Every entry needs to be reproduced exactly.

........

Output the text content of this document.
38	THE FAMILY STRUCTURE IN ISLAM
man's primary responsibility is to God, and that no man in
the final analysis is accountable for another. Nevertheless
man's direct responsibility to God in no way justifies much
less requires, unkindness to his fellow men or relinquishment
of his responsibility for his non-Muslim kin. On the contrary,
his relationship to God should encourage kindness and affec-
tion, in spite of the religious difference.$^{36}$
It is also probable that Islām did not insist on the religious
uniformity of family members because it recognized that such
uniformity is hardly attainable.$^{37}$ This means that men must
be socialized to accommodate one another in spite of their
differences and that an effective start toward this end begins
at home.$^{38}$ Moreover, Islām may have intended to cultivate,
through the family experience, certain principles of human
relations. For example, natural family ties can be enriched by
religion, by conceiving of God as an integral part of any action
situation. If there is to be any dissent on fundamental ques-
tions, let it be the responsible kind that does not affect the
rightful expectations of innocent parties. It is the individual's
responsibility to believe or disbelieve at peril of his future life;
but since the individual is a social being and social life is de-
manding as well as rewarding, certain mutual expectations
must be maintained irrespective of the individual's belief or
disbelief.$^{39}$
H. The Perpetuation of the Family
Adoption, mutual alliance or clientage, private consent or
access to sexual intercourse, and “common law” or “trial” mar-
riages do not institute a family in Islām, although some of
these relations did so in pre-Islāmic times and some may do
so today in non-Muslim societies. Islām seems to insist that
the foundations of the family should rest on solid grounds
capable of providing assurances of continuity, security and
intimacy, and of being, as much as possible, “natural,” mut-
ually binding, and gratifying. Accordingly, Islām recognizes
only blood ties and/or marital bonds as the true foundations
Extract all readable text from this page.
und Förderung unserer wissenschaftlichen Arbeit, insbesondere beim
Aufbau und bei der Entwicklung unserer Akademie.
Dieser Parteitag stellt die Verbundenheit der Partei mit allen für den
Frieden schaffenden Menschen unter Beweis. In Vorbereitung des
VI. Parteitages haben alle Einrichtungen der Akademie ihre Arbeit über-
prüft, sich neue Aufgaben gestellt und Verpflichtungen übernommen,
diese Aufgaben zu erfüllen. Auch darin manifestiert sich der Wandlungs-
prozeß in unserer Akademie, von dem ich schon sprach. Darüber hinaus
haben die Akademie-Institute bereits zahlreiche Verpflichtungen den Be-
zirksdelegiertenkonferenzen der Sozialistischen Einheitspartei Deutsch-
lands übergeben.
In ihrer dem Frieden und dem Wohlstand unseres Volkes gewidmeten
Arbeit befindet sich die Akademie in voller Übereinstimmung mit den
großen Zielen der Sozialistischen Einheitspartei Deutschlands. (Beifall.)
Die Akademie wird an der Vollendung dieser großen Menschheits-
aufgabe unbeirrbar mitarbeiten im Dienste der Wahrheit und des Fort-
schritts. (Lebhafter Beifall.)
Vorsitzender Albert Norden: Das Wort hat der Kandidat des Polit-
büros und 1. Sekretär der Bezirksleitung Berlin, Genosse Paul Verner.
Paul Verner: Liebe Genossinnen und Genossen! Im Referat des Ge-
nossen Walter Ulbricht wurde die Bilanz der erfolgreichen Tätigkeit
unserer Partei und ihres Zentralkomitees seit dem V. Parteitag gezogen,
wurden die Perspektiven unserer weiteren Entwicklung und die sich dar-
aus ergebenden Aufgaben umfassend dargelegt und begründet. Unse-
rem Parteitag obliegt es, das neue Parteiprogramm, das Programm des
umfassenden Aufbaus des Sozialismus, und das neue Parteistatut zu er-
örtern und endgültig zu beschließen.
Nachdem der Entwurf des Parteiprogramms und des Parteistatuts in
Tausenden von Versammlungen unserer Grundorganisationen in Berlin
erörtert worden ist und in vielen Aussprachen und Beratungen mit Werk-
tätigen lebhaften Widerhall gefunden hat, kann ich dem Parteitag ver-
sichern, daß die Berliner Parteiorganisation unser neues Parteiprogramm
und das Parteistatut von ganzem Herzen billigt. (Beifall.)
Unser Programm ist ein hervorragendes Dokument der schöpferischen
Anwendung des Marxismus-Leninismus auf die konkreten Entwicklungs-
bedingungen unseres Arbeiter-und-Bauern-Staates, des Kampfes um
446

........

= Response to this exercise =
Output the text content of this document.
38	THE FAMILY STRUCTURE IN ISLAM
man's primary responsibility is to God, and that no man in
the final analysis is accountable for another. Nevertheless
man's direct responsibility to God in no way justifies much
less requires, unkindness to his fellow men or relinquishment
of his responsibility for his non-Muslim kin. On the contrary,
his relationship to God should encourage kindness and affec-
tion, in spite of the religious difference.$^{36}$
It is also probable that Islām did not insist on the religious
uniformity of family members because it recognized that such
uniformity is hardly attainable.$^{37}$ This means that men must
be socialized to accommodate one another in spite of their
differences and that an effective start toward this end begins
at home.$^{38}$ Moreover, Islām may have intended to cultivate,
through the family experience, certain principles of human
relations. For example, natural family ties can be enriched by
religion, by conceiving of God as an integral part of any action
situation. If there is to be any dissent on fundamental ques-
tions, let it be the responsible kind that does not affect the
rightful expectations of innocent parties. It is the individual's
responsibility to believe or disbelieve at peril of his future life;
but since the individual is a social being and social life is de-
manding as well as rewarding, certain mutual expectations
must be maintained irrespective of the individual's belief or
disbelief.$^{39}$
H. The Perpetuation of the Family
Adoption, mutual alliance or clientage, private consent or
access to sexual intercourse, and “common law” or “trial” mar-
riages do not institute a family in Islām, although some of
these relations did so in pre-Islāmic times and some may do
so today in non-Muslim societies. Islām seems to insist that
the foundations of the family should rest on solid grounds
capable of providing assurances of continuity, security and
intimacy, and of being, as much as possible, “natural,” mut-
ually binding, and gratifying. Accordingly, Islām recognizes
only blood ties and/or marital bonds as the true foundations
Extract all readable text from this page.
und Förderung unserer wissenschaftlichen Arbeit, insbesondere beim
Aufbau und bei der Entwicklung unserer Akademie.
Dieser Parteitag stellt die Verbundenheit der Partei mit allen für den
Frieden schaffenden Menschen unter Beweis. In Vorbereitung des
VI. Parteitages haben alle Einrichtungen der Akademie ihre Arbeit über-
prüft, sich neue Aufgaben gestellt und Verpflichtungen übernommen,
diese Aufgaben zu erfüllen. Auch darin manifestiert sich der Wandlungs-
prozeß in unserer Akademie, von dem ich schon sprach. Darüber hinaus
haben die Akademie-Institute bereits zahlreiche Verpflichtungen den Be-
zirksdelegiertenkonferenzen der Sozialistischen Einheitspartei Deutsch-
lands übergeben.
In ihrer dem Frieden und dem Wohlstand unseres Volkes gewidmeten
Arbeit befindet sich die Akademie in voller Übereinstimmung mit den
großen Zielen der Sozialistischen Einheitspartei Deutschlands. (Beifall.)
Die Akademie wird an der Vollendung dieser großen Menschheits-
aufgabe unbeirrbar mitarbeiten im Dienste der Wahrheit und des Fort-
schritts. (Lebhafter Beifall.)
Vorsitzender Albert Norden: Das Wort hat der Kandidat des Polit-
büros und 1. Sekretär der Bezirksleitung Berlin, Genosse Paul Verner.
Paul Verner: Liebe Genossinnen und Genossen! Im Referat des Ge-
nossen Walter Ulbricht wurde die Bilanz der erfolgreichen Tätigkeit
unserer Partei und ihres Zentralkomitees seit dem V. Parteitag gezogen,
wurden die Perspektiven unserer weiteren Entwicklung und die sich dar-
aus ergebenden Aufgaben umfassend dargelegt und begründet. Unse-
rem Parteitag obliegt es, das neue Parteiprogramm, das Programm des
umfassenden Aufbaus des Sozialismus, und das neue Parteistatut zu er-
örtern und endgültig zu beschließen.
Nachdem der Entwurf des Parteiprogramms und des Parteistatuts in
Tausenden von Versammlungen unserer Grundorganisationen in Berlin
erörtert worden ist und in vielen Aussprachen und Beratungen mit Werk-
tätigen lebhaften Widerhall gefunden hat, kann ich dem Parteitag ver-
sichern, daß die Berliner Parteiorganisation unser neues Parteiprogramm
und das Parteistatut von ganzem Herzen billigt. (Beifall.)
Unser Programm ist ein hervorragendes Dokument der schöpferischen
Anwendung des Marxismus-Leninismus auf die konkreten Entwicklungs-
bedingungen unseres Arbeiter-und-Bauern-Staates, des Kampfes um
446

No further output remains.